* [Problem details] The data must be returned in full and exactly as given.

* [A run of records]
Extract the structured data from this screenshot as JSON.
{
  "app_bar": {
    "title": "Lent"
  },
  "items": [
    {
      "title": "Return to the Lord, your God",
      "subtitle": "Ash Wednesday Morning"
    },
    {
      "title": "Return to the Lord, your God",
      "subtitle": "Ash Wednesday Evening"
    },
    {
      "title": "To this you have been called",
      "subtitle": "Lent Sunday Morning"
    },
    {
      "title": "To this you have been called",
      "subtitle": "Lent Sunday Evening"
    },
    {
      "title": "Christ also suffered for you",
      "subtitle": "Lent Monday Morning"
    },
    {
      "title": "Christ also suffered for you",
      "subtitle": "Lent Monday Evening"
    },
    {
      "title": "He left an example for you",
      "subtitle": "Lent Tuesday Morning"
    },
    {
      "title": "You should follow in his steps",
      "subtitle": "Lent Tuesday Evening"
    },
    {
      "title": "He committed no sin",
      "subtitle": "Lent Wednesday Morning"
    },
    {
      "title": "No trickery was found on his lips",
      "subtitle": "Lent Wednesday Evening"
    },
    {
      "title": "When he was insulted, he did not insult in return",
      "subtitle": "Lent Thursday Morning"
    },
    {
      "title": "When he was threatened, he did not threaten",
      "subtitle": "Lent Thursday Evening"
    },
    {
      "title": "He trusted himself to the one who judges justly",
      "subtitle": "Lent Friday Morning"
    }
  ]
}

* [Result]
Extract the structured data from this screenshot as JSON.
{
  "app_bar": {
    "title": "Lent"
  },
  "items": [
    {
      "title": "Return to the Lord, your God",
      "subtitle": "Ash Wednesday Morning"
    },
    {
      "title": "Return to the Lord, your God",
      "subtitle": "Ash Wednesday Evening"
    },
    {
      "title": "To this you have been called",
      "subtitle": "Lent Sunday Morning"
    },
    {
      "title": "To this you have been called",
      "subtitle": "Lent Sunday Evening"
    },
    {
      "title": "Christ also suffered for you",
      "subtitle": "Lent Monday Morning"
    },
    {
      "title": "Christ also suffered for you",
      "subtitle": "Lent Monday Evening"
    },
    {
      "title": "He left an example for you",
      "subtitle": "Lent Tuesday Morning"
    },
    {
      "title": "You should follow in his steps",
      "subtitle": "Lent Tuesday Evening"
    },
    {
      "title": "He committed no sin",
      "subtitle": "Lent Wednesday Morning"
    },
    {
      "title": "No trickery was found on his lips",
      "subtitle": "Lent Wednesday Evening"
    },
    {
      "title": "When he was insulted, he did not insult in return",
      "subtitle": "Lent Thursday Morning"
    },
    {
      "title": "When he was threatened, he did not threaten",
      "subtitle": "Lent Thursday Evening"
    },
    {
      "title": "He trusted himself to the one who judges justly",
      "subtitle": "Lent Friday Morning"
    }
  ]
}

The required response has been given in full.